» **Dataset entries**
***

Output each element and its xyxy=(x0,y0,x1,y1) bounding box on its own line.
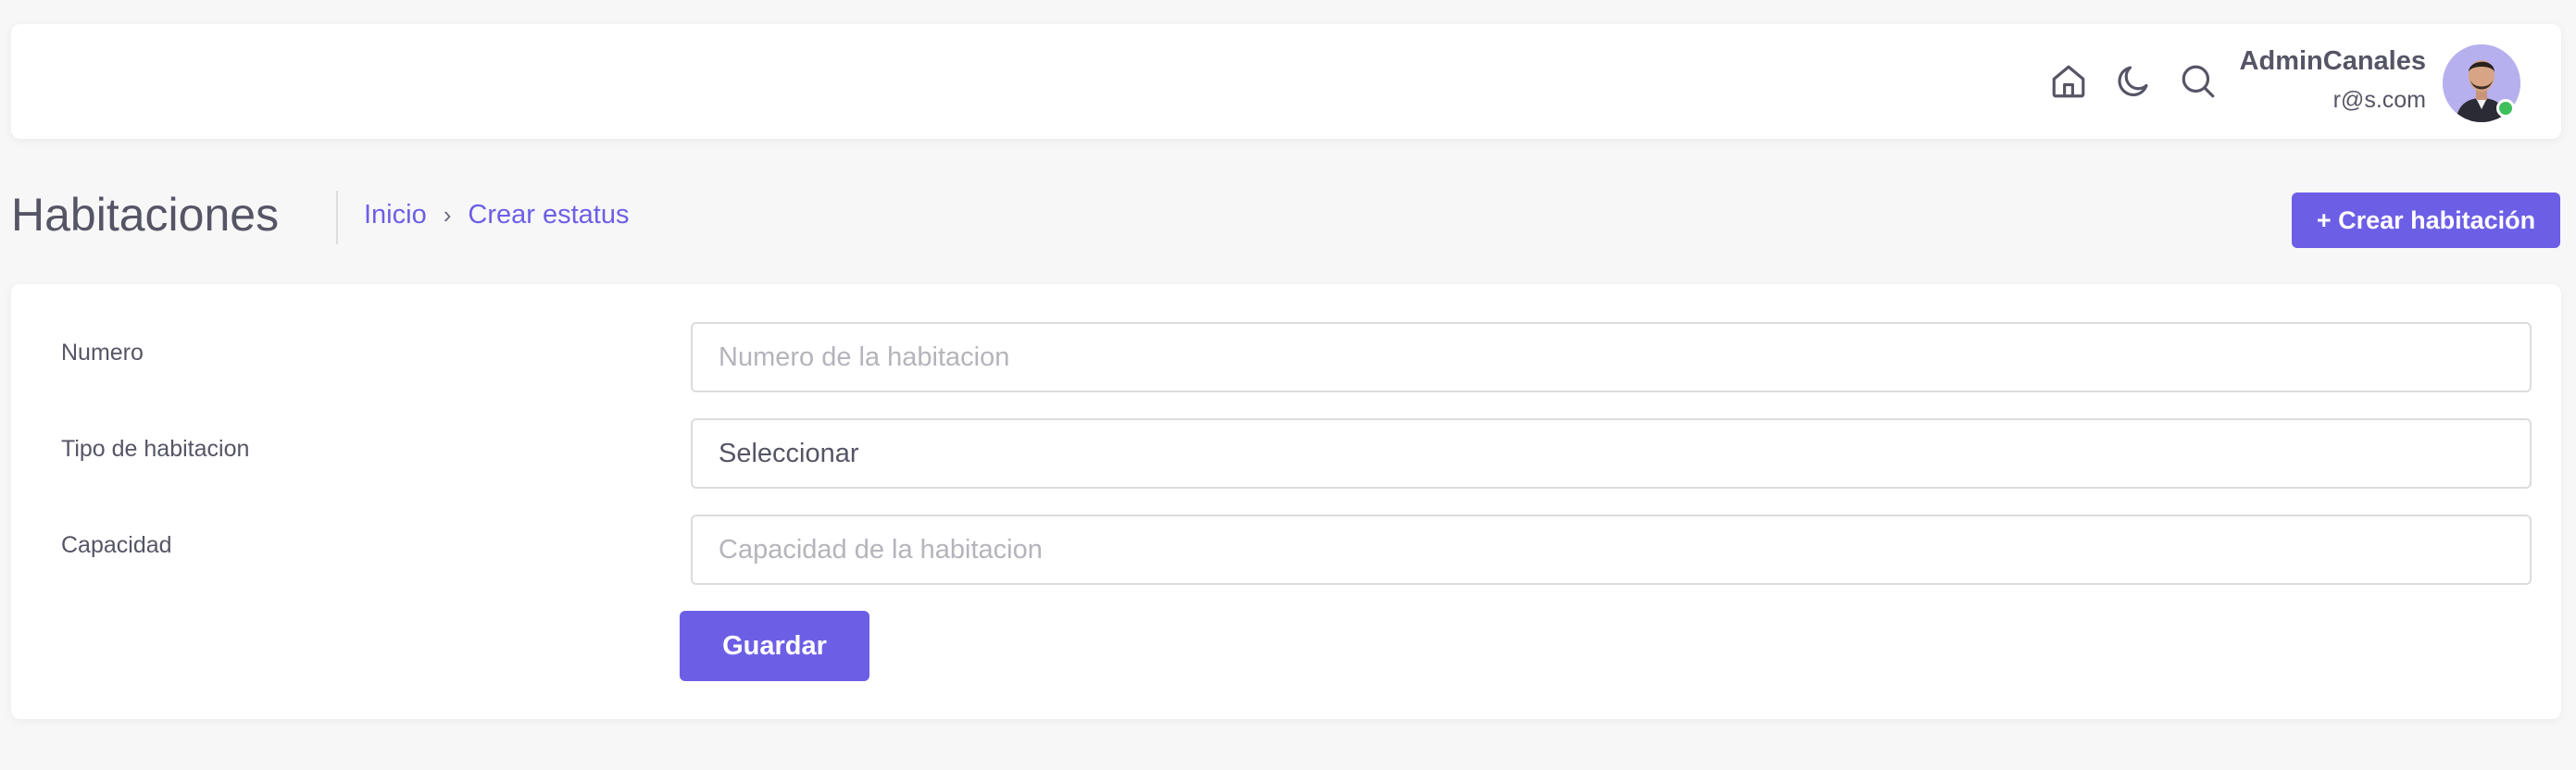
capacidad-input[interactable] xyxy=(691,515,2532,585)
user-email: r@s.com xyxy=(2332,87,2426,113)
numero-label: Numero xyxy=(61,340,144,366)
breadcrumb-home-link[interactable]: Inicio xyxy=(364,200,427,230)
page-title: Habitaciones xyxy=(11,189,280,241)
chevron-right-icon: › xyxy=(443,201,452,229)
form-card: Numero Tipo de habitacion Seleccionar Ca… xyxy=(11,284,2561,719)
save-button[interactable]: Guardar xyxy=(680,611,869,681)
title-divider xyxy=(336,191,338,244)
breadcrumb: Inicio › Crear estatus xyxy=(364,200,629,230)
tipo-habitacion-select[interactable]: Seleccionar xyxy=(691,418,2532,489)
moon-icon[interactable] xyxy=(2113,61,2154,102)
tipo-habitacion-label: Tipo de habitacion xyxy=(61,436,250,462)
numero-input[interactable] xyxy=(691,322,2532,392)
home-icon[interactable] xyxy=(2048,61,2089,102)
create-room-button[interactable]: + Crear habitación xyxy=(2292,192,2560,248)
online-status-dot xyxy=(2496,99,2515,118)
capacidad-label: Capacidad xyxy=(61,532,172,558)
top-navbar xyxy=(11,24,2561,139)
tipo-habitacion-selected: Seleccionar xyxy=(719,438,859,468)
user-name: AdminCanales xyxy=(2239,46,2426,76)
search-icon[interactable] xyxy=(2178,61,2219,102)
breadcrumb-current[interactable]: Crear estatus xyxy=(468,200,629,230)
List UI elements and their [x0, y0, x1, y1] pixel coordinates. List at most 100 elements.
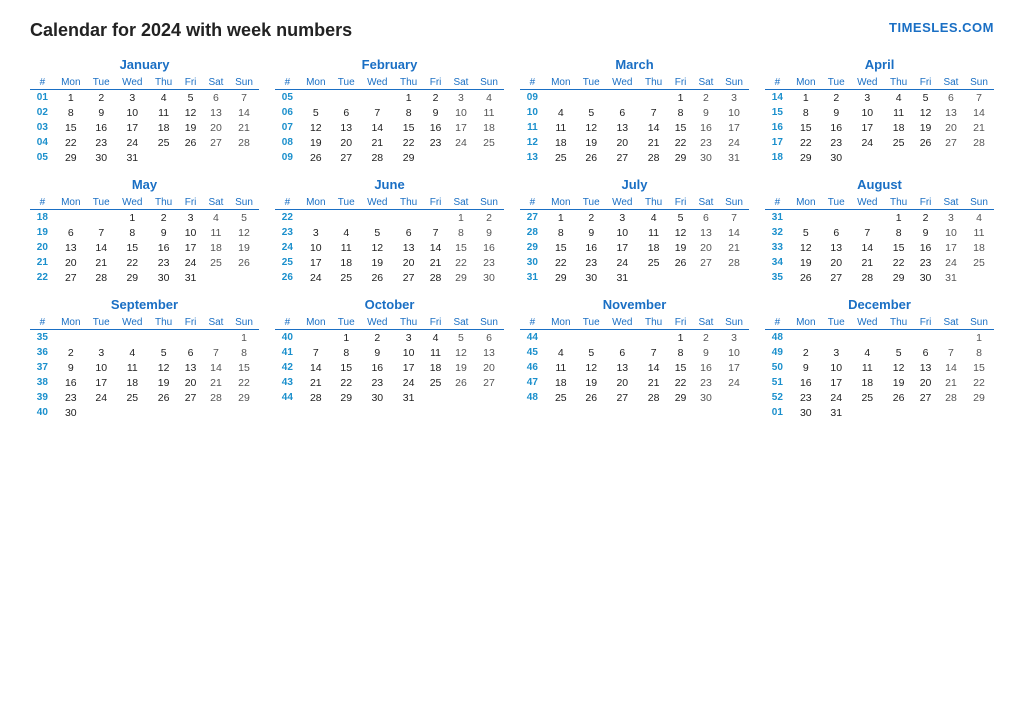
day-cell[interactable]: 1 [116, 210, 149, 226]
day-cell[interactable]: 29 [55, 150, 87, 165]
day-cell[interactable]: 27 [938, 135, 964, 150]
day-cell[interactable]: 13 [606, 120, 639, 135]
day-cell[interactable]: 19 [577, 135, 606, 150]
day-cell[interactable]: 6 [938, 90, 964, 106]
day-cell[interactable]: 3 [822, 345, 851, 360]
day-cell[interactable]: 29 [394, 150, 423, 165]
day-cell[interactable]: 28 [361, 150, 394, 165]
day-cell[interactable]: 23 [693, 375, 719, 390]
day-cell[interactable]: 27 [693, 255, 719, 270]
day-cell[interactable]: 28 [423, 270, 448, 285]
day-cell[interactable]: 16 [577, 240, 606, 255]
day-cell[interactable]: 31 [822, 405, 851, 420]
day-cell[interactable]: 21 [938, 375, 964, 390]
day-cell[interactable]: 23 [577, 255, 606, 270]
day-cell[interactable]: 7 [639, 345, 668, 360]
day-cell[interactable]: 9 [693, 345, 719, 360]
day-cell[interactable]: 21 [964, 120, 994, 135]
day-cell[interactable]: 22 [790, 135, 822, 150]
day-cell[interactable]: 3 [300, 225, 332, 240]
day-cell[interactable]: 28 [719, 255, 749, 270]
day-cell[interactable]: 22 [884, 255, 913, 270]
day-cell[interactable]: 5 [790, 225, 822, 240]
day-cell[interactable]: 15 [332, 360, 361, 375]
day-cell[interactable]: 1 [545, 210, 577, 226]
day-cell[interactable]: 18 [639, 240, 668, 255]
day-cell[interactable]: 23 [693, 135, 719, 150]
day-cell[interactable]: 8 [668, 105, 693, 120]
day-cell[interactable]: 9 [361, 345, 394, 360]
day-cell[interactable]: 15 [884, 240, 913, 255]
day-cell[interactable]: 6 [606, 105, 639, 120]
day-cell[interactable]: 6 [913, 345, 938, 360]
day-cell[interactable]: 28 [639, 150, 668, 165]
day-cell[interactable]: 14 [639, 360, 668, 375]
day-cell[interactable]: 9 [913, 225, 938, 240]
day-cell[interactable]: 29 [668, 390, 693, 405]
day-cell[interactable]: 8 [545, 225, 577, 240]
day-cell[interactable]: 19 [913, 120, 938, 135]
day-cell[interactable]: 28 [229, 135, 259, 150]
day-cell[interactable]: 16 [790, 375, 822, 390]
day-cell[interactable]: 1 [668, 90, 693, 106]
day-cell[interactable]: 25 [149, 135, 178, 150]
day-cell[interactable]: 7 [87, 225, 116, 240]
day-cell[interactable]: 13 [606, 360, 639, 375]
day-cell[interactable]: 13 [474, 345, 504, 360]
day-cell[interactable]: 29 [116, 270, 149, 285]
day-cell[interactable]: 3 [116, 90, 149, 106]
day-cell[interactable]: 20 [822, 255, 851, 270]
day-cell[interactable]: 1 [448, 210, 474, 226]
day-cell[interactable]: 17 [822, 375, 851, 390]
day-cell[interactable]: 31 [606, 270, 639, 285]
day-cell[interactable]: 24 [719, 135, 749, 150]
day-cell[interactable]: 30 [822, 150, 851, 165]
day-cell[interactable]: 16 [474, 240, 504, 255]
day-cell[interactable]: 11 [545, 360, 577, 375]
day-cell[interactable]: 31 [178, 270, 203, 285]
day-cell[interactable]: 21 [719, 240, 749, 255]
day-cell[interactable]: 6 [332, 105, 361, 120]
day-cell[interactable]: 14 [203, 360, 229, 375]
day-cell[interactable]: 8 [332, 345, 361, 360]
day-cell[interactable]: 21 [300, 375, 332, 390]
day-cell[interactable]: 9 [474, 225, 504, 240]
day-cell[interactable]: 9 [822, 105, 851, 120]
day-cell[interactable]: 14 [87, 240, 116, 255]
day-cell[interactable]: 14 [229, 105, 259, 120]
day-cell[interactable]: 4 [149, 90, 178, 106]
day-cell[interactable]: 31 [116, 150, 149, 165]
day-cell[interactable]: 9 [577, 225, 606, 240]
day-cell[interactable]: 2 [149, 210, 178, 226]
day-cell[interactable]: 24 [394, 375, 423, 390]
day-cell[interactable]: 8 [884, 225, 913, 240]
day-cell[interactable]: 13 [913, 360, 938, 375]
day-cell[interactable]: 23 [474, 255, 504, 270]
day-cell[interactable]: 18 [116, 375, 149, 390]
day-cell[interactable]: 12 [790, 240, 822, 255]
day-cell[interactable]: 11 [964, 225, 994, 240]
day-cell[interactable]: 6 [178, 345, 203, 360]
day-cell[interactable]: 9 [87, 105, 116, 120]
day-cell[interactable]: 5 [361, 225, 394, 240]
day-cell[interactable]: 7 [300, 345, 332, 360]
day-cell[interactable]: 24 [87, 390, 116, 405]
day-cell[interactable]: 19 [178, 120, 203, 135]
day-cell[interactable]: 16 [87, 120, 116, 135]
day-cell[interactable]: 5 [149, 345, 178, 360]
day-cell[interactable]: 19 [448, 360, 474, 375]
day-cell[interactable]: 30 [913, 270, 938, 285]
day-cell[interactable]: 8 [55, 105, 87, 120]
day-cell[interactable]: 8 [964, 345, 994, 360]
day-cell[interactable]: 7 [229, 90, 259, 106]
day-cell[interactable]: 28 [203, 390, 229, 405]
day-cell[interactable]: 24 [448, 135, 474, 150]
day-cell[interactable]: 25 [474, 135, 504, 150]
day-cell[interactable]: 22 [229, 375, 259, 390]
day-cell[interactable]: 4 [851, 345, 884, 360]
day-cell[interactable]: 1 [884, 210, 913, 226]
day-cell[interactable]: 18 [964, 240, 994, 255]
day-cell[interactable]: 10 [606, 225, 639, 240]
day-cell[interactable]: 14 [423, 240, 448, 255]
day-cell[interactable]: 4 [203, 210, 229, 226]
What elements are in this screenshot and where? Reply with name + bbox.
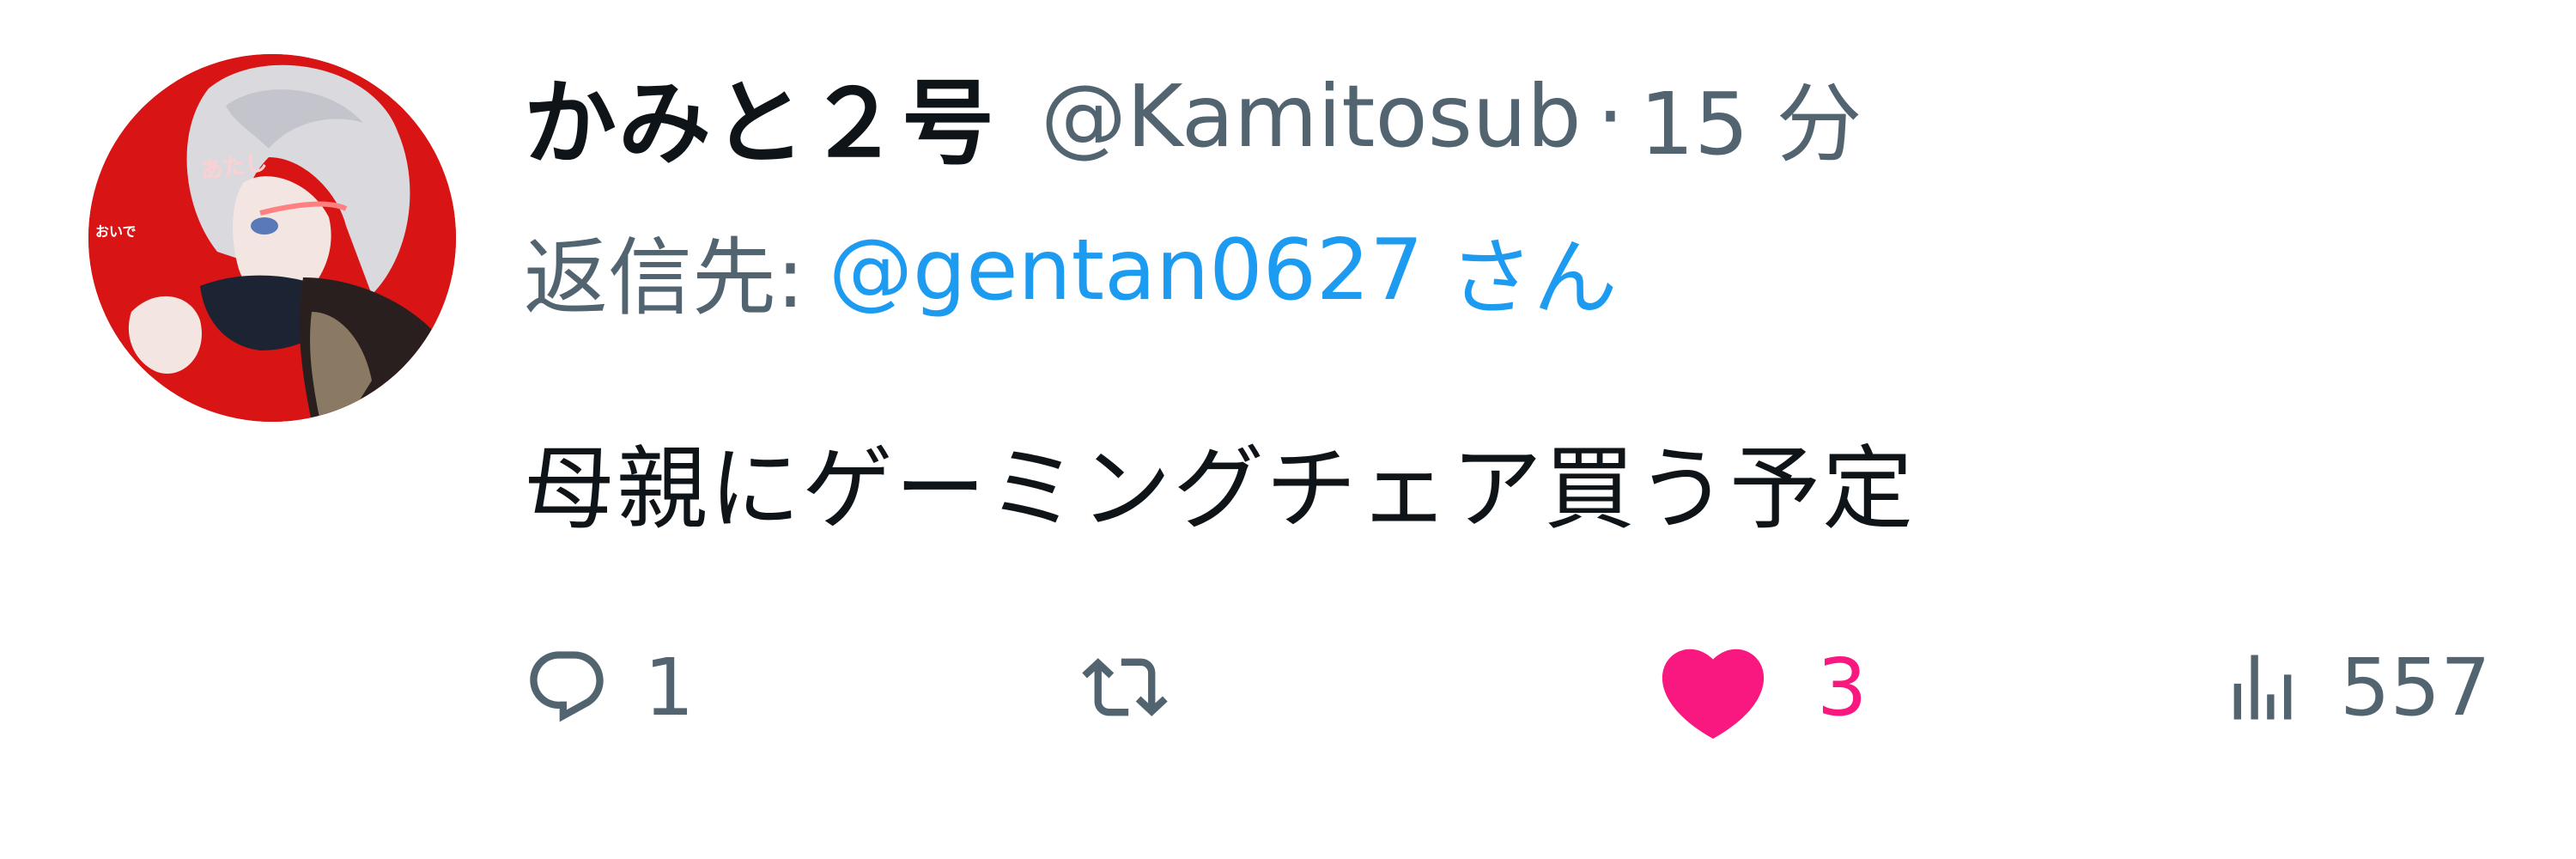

***

» **Request**
Can you return every line of the listing above verbatim, from start to finish, with the pictures left out?

» **Final answer**
Output each element and its xyxy=(x0,y0,x1,y1) bounding box on its own line.
capacidad-input[interactable] xyxy=(691,515,2532,585)
user-email: r@s.com xyxy=(2332,87,2426,113)
numero-label: Numero xyxy=(61,340,144,366)
breadcrumb-home-link[interactable]: Inicio xyxy=(364,200,427,230)
page-title: Habitaciones xyxy=(11,189,280,241)
chevron-right-icon: › xyxy=(443,201,452,229)
form-card: Numero Tipo de habitacion Seleccionar Ca… xyxy=(11,284,2561,719)
save-button[interactable]: Guardar xyxy=(680,611,869,681)
title-divider xyxy=(336,191,338,244)
breadcrumb: Inicio › Crear estatus xyxy=(364,200,629,230)
tipo-habitacion-select[interactable]: Seleccionar xyxy=(691,418,2532,489)
moon-icon[interactable] xyxy=(2113,61,2154,102)
tipo-habitacion-label: Tipo de habitacion xyxy=(61,436,250,462)
numero-input[interactable] xyxy=(691,322,2532,392)
home-icon[interactable] xyxy=(2048,61,2089,102)
create-room-button[interactable]: + Crear habitación xyxy=(2292,192,2560,248)
online-status-dot xyxy=(2496,99,2515,118)
capacidad-label: Capacidad xyxy=(61,532,172,558)
top-navbar xyxy=(11,24,2561,139)
tipo-habitacion-selected: Seleccionar xyxy=(719,438,859,468)
user-name: AdminCanales xyxy=(2239,46,2426,76)
search-icon[interactable] xyxy=(2178,61,2219,102)
breadcrumb-current[interactable]: Crear estatus xyxy=(468,200,629,230)
List UI elements and their [x0, y0, x1, y1] pixel coordinates. List at most 100 elements.
day-cell[interactable]: 1 [116, 210, 149, 226]
day-cell[interactable]: 29 [55, 150, 87, 165]
day-cell[interactable]: 27 [938, 135, 964, 150]
day-cell[interactable]: 13 [606, 120, 639, 135]
day-cell[interactable]: 19 [577, 135, 606, 150]
day-cell[interactable]: 6 [938, 90, 964, 106]
day-cell[interactable]: 3 [822, 345, 851, 360]
day-cell[interactable]: 29 [394, 150, 423, 165]
day-cell[interactable]: 28 [361, 150, 394, 165]
day-cell[interactable]: 23 [693, 375, 719, 390]
day-cell[interactable]: 27 [693, 255, 719, 270]
day-cell[interactable]: 28 [423, 270, 448, 285]
day-cell[interactable]: 16 [577, 240, 606, 255]
day-cell[interactable]: 31 [822, 405, 851, 420]
day-cell[interactable]: 21 [938, 375, 964, 390]
day-cell[interactable]: 23 [577, 255, 606, 270]
day-cell[interactable]: 7 [639, 345, 668, 360]
day-cell[interactable]: 9 [693, 345, 719, 360]
day-cell[interactable]: 21 [964, 120, 994, 135]
day-cell[interactable]: 22 [790, 135, 822, 150]
day-cell[interactable]: 3 [300, 225, 332, 240]
day-cell[interactable]: 28 [719, 255, 749, 270]
day-cell[interactable]: 22 [884, 255, 913, 270]
day-cell[interactable]: 5 [790, 225, 822, 240]
day-cell[interactable]: 15 [332, 360, 361, 375]
day-cell[interactable]: 1 [545, 210, 577, 226]
day-cell[interactable]: 18 [639, 240, 668, 255]
day-cell[interactable]: 23 [693, 135, 719, 150]
day-cell[interactable]: 8 [668, 105, 693, 120]
day-cell[interactable]: 9 [361, 345, 394, 360]
day-cell[interactable]: 15 [884, 240, 913, 255]
day-cell[interactable]: 6 [606, 105, 639, 120]
day-cell[interactable]: 6 [913, 345, 938, 360]
day-cell[interactable]: 28 [639, 150, 668, 165]
day-cell[interactable]: 14 [639, 360, 668, 375]
day-cell[interactable]: 9 [913, 225, 938, 240]
day-cell[interactable]: 29 [668, 390, 693, 405]
day-cell[interactable]: 8 [545, 225, 577, 240]
day-cell[interactable]: 19 [913, 120, 938, 135]
day-cell[interactable]: 28 [229, 135, 259, 150]
day-cell[interactable]: 16 [790, 375, 822, 390]
day-cell[interactable]: 1 [668, 90, 693, 106]
day-cell[interactable]: 25 [149, 135, 178, 150]
day-cell[interactable]: 7 [87, 225, 116, 240]
day-cell[interactable]: 13 [606, 360, 639, 375]
day-cell[interactable]: 13 [474, 345, 504, 360]
day-cell[interactable]: 29 [116, 270, 149, 285]
day-cell[interactable]: 3 [116, 90, 149, 106]
day-cell[interactable]: 20 [822, 255, 851, 270]
day-cell[interactable]: 1 [448, 210, 474, 226]
day-cell[interactable]: 17 [822, 375, 851, 390]
day-cell[interactable]: 31 [606, 270, 639, 285]
day-cell[interactable]: 24 [719, 135, 749, 150]
day-cell[interactable]: 30 [822, 150, 851, 165]
day-cell[interactable]: 16 [474, 240, 504, 255]
day-cell[interactable]: 11 [545, 360, 577, 375]
day-cell[interactable]: 31 [178, 270, 203, 285]
day-cell[interactable]: 21 [719, 240, 749, 255]
day-cell[interactable]: 6 [332, 105, 361, 120]
day-cell[interactable]: 14 [203, 360, 229, 375]
day-cell[interactable]: 8 [332, 345, 361, 360]
day-cell[interactable]: 21 [300, 375, 332, 390]
day-cell[interactable]: 9 [474, 225, 504, 240]
day-cell[interactable]: 9 [822, 105, 851, 120]
day-cell[interactable]: 14 [87, 240, 116, 255]
day-cell[interactable]: 14 [229, 105, 259, 120]
day-cell[interactable]: 4 [149, 90, 178, 106]
day-cell[interactable]: 31 [116, 150, 149, 165]
day-cell[interactable]: 9 [577, 225, 606, 240]
day-cell[interactable]: 2 [149, 210, 178, 226]
day-cell[interactable]: 24 [394, 375, 423, 390]
day-cell[interactable]: 8 [884, 225, 913, 240]
day-cell[interactable]: 13 [913, 360, 938, 375]
day-cell[interactable]: 23 [474, 255, 504, 270]
day-cell[interactable]: 18 [116, 375, 149, 390]
day-cell[interactable]: 12 [790, 240, 822, 255]
day-cell[interactable]: 11 [964, 225, 994, 240]
day-cell[interactable]: 6 [178, 345, 203, 360]
day-cell[interactable]: 9 [87, 105, 116, 120]
day-cell[interactable]: 5 [361, 225, 394, 240]
day-cell[interactable]: 7 [300, 345, 332, 360]
day-cell[interactable]: 24 [87, 390, 116, 405]
day-cell[interactable]: 19 [178, 120, 203, 135]
day-cell[interactable]: 16 [87, 120, 116, 135]
day-cell[interactable]: 5 [149, 345, 178, 360]
day-cell[interactable]: 19 [448, 360, 474, 375]
day-cell[interactable]: 30 [913, 270, 938, 285]
day-cell[interactable]: 8 [55, 105, 87, 120]
day-cell[interactable]: 8 [964, 345, 994, 360]
day-cell[interactable]: 7 [229, 90, 259, 106]
day-cell[interactable]: 28 [203, 390, 229, 405]
day-cell[interactable]: 24 [448, 135, 474, 150]
day-cell[interactable]: 25 [474, 135, 504, 150]
day-cell[interactable]: 22 [229, 375, 259, 390]
day-cell[interactable]: 4 [851, 345, 884, 360]
day-cell[interactable]: 1 [884, 210, 913, 226]
day-cell[interactable]: 18 [964, 240, 994, 255]
day-cell[interactable]: 10 [606, 225, 639, 240]
day-cell[interactable]: 14 [423, 240, 448, 255]
day-cell[interactable]: 4 [203, 210, 229, 226]
What elements are in this screenshot and where? Reply with name + bbox.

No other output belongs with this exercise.